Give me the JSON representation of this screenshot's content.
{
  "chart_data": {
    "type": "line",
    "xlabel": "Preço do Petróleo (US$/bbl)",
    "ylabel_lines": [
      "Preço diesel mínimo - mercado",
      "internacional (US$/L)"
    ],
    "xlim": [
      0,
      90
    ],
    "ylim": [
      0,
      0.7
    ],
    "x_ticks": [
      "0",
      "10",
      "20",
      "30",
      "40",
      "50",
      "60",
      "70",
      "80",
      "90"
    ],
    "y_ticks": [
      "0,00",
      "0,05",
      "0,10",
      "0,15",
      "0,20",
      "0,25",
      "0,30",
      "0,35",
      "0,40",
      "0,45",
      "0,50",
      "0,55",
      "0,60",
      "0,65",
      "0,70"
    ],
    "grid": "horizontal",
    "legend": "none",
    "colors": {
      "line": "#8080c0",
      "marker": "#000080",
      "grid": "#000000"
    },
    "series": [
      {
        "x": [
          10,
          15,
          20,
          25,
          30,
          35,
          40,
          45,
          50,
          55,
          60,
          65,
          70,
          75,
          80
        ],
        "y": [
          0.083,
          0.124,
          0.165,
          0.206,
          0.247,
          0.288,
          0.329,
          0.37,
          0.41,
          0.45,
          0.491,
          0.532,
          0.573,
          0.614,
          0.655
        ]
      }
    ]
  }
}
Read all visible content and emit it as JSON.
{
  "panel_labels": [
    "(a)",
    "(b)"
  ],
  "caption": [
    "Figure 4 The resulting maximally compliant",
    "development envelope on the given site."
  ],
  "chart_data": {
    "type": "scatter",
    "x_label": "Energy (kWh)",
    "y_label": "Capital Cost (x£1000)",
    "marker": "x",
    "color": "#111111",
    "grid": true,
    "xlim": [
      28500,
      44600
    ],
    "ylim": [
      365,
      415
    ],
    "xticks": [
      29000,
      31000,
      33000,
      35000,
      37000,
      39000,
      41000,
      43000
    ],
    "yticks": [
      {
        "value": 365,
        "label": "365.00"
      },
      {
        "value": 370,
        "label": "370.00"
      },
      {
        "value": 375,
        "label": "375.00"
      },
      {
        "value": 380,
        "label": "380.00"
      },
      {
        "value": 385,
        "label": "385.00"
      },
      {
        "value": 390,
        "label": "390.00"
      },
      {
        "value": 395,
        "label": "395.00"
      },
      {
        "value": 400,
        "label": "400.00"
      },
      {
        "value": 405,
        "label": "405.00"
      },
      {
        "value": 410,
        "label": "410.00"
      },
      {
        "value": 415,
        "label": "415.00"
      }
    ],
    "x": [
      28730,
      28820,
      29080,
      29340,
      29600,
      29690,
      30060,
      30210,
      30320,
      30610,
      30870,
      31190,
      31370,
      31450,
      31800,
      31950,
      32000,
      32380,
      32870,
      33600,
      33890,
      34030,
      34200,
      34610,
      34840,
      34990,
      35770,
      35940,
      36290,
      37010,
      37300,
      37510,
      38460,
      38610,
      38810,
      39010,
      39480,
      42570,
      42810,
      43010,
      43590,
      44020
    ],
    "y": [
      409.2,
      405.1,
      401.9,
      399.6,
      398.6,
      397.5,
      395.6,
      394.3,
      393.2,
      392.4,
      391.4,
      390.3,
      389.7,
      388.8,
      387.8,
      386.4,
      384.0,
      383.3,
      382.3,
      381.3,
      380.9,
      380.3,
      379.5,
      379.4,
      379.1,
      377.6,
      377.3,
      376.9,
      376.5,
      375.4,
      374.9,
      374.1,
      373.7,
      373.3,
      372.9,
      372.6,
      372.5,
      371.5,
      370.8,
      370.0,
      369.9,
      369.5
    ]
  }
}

* * *

■ What you will do
Each line of the material should be echoed exactly.

■ Response to the exercise
Give me the JSON representation of this screenshot's content.
{
  "chart_data": {
    "type": "line",
    "xlabel": "Preço do Petróleo (US$/bbl)",
    "ylabel_lines": [
      "Preço diesel mínimo - mercado",
      "internacional (US$/L)"
    ],
    "xlim": [
      0,
      90
    ],
    "ylim": [
      0,
      0.7
    ],
    "x_ticks": [
      "0",
      "10",
      "20",
      "30",
      "40",
      "50",
      "60",
      "70",
      "80",
      "90"
    ],
    "y_ticks": [
      "0,00",
      "0,05",
      "0,10",
      "0,15",
      "0,20",
      "0,25",
      "0,30",
      "0,35",
      "0,40",
      "0,45",
      "0,50",
      "0,55",
      "0,60",
      "0,65",
      "0,70"
    ],
    "grid": "horizontal",
    "legend": "none",
    "colors": {
      "line": "#8080c0",
      "marker": "#000080",
      "grid": "#000000"
    },
    "series": [
      {
        "x": [
          10,
          15,
          20,
          25,
          30,
          35,
          40,
          45,
          50,
          55,
          60,
          65,
          70,
          75,
          80
        ],
        "y": [
          0.083,
          0.124,
          0.165,
          0.206,
          0.247,
          0.288,
          0.329,
          0.37,
          0.41,
          0.45,
          0.491,
          0.532,
          0.573,
          0.614,
          0.655
        ]
      }
    ]
  }
}
Read all visible content and emit it as JSON.
{
  "panel_labels": [
    "(a)",
    "(b)"
  ],
  "caption": [
    "Figure 4 The resulting maximally compliant",
    "development envelope on the given site."
  ],
  "chart_data": {
    "type": "scatter",
    "x_label": "Energy (kWh)",
    "y_label": "Capital Cost (x£1000)",
    "marker": "x",
    "color": "#111111",
    "grid": true,
    "xlim": [
      28500,
      44600
    ],
    "ylim": [
      365,
      415
    ],
    "xticks": [
      29000,
      31000,
      33000,
      35000,
      37000,
      39000,
      41000,
      43000
    ],
    "yticks": [
      {
        "value": 365,
        "label": "365.00"
      },
      {
        "value": 370,
        "label": "370.00"
      },
      {
        "value": 375,
        "label": "375.00"
      },
      {
        "value": 380,
        "label": "380.00"
      },
      {
        "value": 385,
        "label": "385.00"
      },
      {
        "value": 390,
        "label": "390.00"
      },
      {
        "value": 395,
        "label": "395.00"
      },
      {
        "value": 400,
        "label": "400.00"
      },
      {
        "value": 405,
        "label": "405.00"
      },
      {
        "value": 410,
        "label": "410.00"
      },
      {
        "value": 415,
        "label": "415.00"
      }
    ],
    "x": [
      28730,
      28820,
      29080,
      29340,
      29600,
      29690,
      30060,
      30210,
      30320,
      30610,
      30870,
      31190,
      31370,
      31450,
      31800,
      31950,
      32000,
      32380,
      32870,
      33600,
      33890,
      34030,
      34200,
      34610,
      34840,
      34990,
      35770,
      35940,
      36290,
      37010,
      37300,
      37510,
      38460,
      38610,
      38810,
      39010,
      39480,
      42570,
      42810,
      43010,
      43590,
      44020
    ],
    "y": [
      409.2,
      405.1,
      401.9,
      399.6,
      398.6,
      397.5,
      395.6,
      394.3,
      393.2,
      392.4,
      391.4,
      390.3,
      389.7,
      388.8,
      387.8,
      386.4,
      384.0,
      383.3,
      382.3,
      381.3,
      380.9,
      380.3,
      379.5,
      379.4,
      379.1,
      377.6,
      377.3,
      376.9,
      376.5,
      375.4,
      374.9,
      374.1,
      373.7,
      373.3,
      372.9,
      372.6,
      372.5,
      371.5,
      370.8,
      370.0,
      369.9,
      369.5
    ]
  }
}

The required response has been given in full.